Provided records ::
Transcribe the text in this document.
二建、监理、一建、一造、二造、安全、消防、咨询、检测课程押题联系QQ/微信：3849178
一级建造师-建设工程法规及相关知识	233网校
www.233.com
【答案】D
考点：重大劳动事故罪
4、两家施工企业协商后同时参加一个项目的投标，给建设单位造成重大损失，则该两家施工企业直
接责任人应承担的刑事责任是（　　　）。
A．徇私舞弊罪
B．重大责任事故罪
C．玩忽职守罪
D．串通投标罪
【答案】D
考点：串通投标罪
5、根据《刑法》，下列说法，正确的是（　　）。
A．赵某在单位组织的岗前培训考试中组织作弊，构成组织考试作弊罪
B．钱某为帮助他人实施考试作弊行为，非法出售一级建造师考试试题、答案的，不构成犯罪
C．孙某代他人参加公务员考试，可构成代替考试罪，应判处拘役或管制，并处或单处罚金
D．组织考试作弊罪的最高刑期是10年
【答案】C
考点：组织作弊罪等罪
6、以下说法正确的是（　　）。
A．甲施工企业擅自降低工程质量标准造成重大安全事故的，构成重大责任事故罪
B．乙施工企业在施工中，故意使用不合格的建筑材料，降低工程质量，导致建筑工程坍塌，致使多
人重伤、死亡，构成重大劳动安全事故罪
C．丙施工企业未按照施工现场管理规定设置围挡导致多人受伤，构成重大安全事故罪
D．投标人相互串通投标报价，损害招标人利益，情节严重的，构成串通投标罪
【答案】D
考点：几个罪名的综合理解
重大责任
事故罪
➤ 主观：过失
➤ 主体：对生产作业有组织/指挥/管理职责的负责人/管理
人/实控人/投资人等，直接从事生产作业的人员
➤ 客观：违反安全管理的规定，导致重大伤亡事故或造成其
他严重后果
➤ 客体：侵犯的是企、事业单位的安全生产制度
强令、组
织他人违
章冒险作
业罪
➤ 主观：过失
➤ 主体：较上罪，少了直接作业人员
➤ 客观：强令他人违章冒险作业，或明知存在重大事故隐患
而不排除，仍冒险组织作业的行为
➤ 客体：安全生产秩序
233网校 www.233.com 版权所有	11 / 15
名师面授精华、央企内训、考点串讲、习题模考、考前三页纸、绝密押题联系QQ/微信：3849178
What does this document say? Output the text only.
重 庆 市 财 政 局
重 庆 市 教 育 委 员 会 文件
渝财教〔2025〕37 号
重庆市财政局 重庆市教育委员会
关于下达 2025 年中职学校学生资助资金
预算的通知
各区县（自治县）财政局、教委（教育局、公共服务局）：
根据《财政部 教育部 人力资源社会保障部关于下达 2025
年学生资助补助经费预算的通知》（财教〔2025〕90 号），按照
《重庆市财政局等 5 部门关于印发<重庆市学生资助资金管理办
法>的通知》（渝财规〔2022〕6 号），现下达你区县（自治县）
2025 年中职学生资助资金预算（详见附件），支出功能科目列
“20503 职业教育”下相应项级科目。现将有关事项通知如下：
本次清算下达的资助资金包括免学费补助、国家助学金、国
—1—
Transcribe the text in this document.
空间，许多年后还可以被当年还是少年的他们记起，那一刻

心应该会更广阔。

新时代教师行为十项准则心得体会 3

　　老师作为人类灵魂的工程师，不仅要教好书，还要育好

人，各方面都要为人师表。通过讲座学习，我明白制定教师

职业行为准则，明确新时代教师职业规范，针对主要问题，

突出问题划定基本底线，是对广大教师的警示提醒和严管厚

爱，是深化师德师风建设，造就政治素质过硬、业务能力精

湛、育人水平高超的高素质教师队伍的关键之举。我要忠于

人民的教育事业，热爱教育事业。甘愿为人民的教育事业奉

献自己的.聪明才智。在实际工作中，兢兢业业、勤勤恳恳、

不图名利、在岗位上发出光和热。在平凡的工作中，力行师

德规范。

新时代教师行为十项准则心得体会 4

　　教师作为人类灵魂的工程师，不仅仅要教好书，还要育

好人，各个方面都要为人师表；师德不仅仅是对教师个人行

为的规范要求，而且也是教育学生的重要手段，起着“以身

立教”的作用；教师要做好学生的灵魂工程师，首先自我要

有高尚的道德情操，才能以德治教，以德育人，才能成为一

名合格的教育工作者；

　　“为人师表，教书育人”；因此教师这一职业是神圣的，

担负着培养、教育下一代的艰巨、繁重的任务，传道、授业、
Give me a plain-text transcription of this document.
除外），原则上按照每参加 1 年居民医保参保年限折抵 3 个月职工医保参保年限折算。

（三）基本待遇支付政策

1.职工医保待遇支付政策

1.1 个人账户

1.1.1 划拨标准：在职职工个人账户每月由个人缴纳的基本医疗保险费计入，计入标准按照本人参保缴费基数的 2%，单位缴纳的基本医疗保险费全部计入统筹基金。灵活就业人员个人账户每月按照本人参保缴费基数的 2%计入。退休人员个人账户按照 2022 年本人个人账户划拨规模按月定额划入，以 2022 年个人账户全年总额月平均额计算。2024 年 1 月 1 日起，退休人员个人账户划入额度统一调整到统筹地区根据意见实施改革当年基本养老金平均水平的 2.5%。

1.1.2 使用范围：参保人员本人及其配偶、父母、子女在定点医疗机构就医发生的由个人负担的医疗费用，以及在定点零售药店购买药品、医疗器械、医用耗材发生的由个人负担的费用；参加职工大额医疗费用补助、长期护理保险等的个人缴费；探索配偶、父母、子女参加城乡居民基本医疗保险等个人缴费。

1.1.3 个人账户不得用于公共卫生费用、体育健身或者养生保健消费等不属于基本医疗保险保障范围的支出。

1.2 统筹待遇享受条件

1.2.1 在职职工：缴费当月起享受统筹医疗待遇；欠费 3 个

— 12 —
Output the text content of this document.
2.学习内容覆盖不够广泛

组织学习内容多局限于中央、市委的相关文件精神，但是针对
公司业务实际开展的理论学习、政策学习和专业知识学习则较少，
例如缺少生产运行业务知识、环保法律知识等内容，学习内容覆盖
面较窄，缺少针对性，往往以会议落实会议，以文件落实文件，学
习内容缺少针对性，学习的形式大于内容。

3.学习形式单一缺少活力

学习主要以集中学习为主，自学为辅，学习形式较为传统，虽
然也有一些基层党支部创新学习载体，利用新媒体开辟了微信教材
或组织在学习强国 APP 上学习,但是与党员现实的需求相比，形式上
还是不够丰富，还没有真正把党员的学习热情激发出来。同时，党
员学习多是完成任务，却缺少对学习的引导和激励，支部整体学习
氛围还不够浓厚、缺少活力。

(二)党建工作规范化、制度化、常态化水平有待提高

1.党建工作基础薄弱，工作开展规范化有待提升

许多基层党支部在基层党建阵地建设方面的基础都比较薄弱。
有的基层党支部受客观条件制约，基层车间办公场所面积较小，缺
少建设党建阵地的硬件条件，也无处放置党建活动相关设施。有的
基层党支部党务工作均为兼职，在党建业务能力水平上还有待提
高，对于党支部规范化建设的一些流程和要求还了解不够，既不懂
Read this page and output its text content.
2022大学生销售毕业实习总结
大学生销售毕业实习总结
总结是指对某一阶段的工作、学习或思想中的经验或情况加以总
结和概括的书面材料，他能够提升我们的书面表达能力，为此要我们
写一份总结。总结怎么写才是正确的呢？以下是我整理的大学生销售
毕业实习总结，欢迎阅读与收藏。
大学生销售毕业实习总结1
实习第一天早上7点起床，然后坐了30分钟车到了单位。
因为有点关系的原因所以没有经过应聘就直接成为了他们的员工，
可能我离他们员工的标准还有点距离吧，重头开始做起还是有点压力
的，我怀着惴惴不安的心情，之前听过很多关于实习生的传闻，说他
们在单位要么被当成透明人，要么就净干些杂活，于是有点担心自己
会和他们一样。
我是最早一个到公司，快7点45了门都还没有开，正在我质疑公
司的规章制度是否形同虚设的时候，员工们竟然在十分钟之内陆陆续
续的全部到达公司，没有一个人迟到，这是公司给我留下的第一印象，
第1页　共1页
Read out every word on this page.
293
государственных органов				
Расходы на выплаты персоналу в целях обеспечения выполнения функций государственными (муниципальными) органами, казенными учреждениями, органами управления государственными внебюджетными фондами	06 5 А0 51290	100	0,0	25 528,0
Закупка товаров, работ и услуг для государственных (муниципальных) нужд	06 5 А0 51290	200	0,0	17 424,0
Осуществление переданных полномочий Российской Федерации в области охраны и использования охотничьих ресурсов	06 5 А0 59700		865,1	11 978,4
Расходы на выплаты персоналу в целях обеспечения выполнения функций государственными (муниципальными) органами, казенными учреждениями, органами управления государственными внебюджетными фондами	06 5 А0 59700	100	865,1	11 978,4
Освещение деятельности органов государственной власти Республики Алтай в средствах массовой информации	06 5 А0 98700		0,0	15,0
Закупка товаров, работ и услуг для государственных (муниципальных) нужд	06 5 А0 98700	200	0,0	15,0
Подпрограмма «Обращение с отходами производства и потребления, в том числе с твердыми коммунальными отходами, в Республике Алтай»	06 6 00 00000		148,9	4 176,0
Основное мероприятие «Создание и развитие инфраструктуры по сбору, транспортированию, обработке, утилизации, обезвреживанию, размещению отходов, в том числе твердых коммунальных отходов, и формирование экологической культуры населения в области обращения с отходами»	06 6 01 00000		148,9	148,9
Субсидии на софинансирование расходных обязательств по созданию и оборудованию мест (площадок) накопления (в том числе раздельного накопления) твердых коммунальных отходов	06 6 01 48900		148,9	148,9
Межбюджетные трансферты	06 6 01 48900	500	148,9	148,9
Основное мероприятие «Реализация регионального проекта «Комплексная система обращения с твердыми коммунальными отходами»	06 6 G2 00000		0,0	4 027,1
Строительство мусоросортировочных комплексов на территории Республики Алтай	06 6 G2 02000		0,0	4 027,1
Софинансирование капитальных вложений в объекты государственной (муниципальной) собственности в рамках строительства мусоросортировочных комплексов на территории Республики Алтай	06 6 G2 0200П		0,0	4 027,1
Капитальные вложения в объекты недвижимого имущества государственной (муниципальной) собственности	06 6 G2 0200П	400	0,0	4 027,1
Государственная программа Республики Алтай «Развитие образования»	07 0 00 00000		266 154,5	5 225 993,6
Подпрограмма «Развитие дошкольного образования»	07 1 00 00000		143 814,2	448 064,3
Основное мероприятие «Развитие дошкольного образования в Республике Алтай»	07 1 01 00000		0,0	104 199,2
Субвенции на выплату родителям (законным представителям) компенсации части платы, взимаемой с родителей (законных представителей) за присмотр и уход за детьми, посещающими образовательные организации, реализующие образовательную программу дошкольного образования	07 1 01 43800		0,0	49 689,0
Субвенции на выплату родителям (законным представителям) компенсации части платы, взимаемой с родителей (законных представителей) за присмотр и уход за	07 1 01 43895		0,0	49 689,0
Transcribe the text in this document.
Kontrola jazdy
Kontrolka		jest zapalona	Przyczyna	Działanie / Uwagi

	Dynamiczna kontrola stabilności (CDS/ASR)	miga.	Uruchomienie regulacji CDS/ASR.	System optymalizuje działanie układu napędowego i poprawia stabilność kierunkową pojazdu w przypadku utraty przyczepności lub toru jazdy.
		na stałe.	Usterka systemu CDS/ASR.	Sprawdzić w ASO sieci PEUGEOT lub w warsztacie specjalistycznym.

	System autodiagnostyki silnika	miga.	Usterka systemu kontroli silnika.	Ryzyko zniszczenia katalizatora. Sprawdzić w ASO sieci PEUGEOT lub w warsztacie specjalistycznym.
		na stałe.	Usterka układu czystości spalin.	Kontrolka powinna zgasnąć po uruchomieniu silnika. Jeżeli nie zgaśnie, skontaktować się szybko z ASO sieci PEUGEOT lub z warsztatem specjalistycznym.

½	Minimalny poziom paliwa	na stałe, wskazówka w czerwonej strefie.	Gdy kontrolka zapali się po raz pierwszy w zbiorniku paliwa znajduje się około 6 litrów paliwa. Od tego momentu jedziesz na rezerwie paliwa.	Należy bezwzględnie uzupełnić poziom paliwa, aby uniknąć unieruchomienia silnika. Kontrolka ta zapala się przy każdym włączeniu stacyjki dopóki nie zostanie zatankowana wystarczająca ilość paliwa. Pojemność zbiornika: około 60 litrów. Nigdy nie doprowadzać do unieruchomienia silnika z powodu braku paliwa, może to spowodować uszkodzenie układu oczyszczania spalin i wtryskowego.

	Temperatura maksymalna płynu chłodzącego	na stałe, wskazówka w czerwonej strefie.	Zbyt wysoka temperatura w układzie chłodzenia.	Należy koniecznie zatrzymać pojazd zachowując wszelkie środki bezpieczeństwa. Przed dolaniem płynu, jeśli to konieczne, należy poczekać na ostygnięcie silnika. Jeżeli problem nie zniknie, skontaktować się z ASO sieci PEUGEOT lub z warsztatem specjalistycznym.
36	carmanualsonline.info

What to work on ::
Check each line of the entries above for the word "присмотр". List the ones that have it.

Exercise response ::
Субвенции на выплату родителям (законным представителям) компенсации части платы, взимаемой с родителей (законных представителей) за присмотр и уход за детьми, посещающими образовательные организации, реализующие образовательную программу дошкольного образования	07 1 01 43800		0,0	49 689,0
Субвенции на выплату родителям (законным представителям) компенсации части платы, взимаемой с родителей (законных представителей) за присмотр и уход за	07 1 01 43895		0,0	49 689,0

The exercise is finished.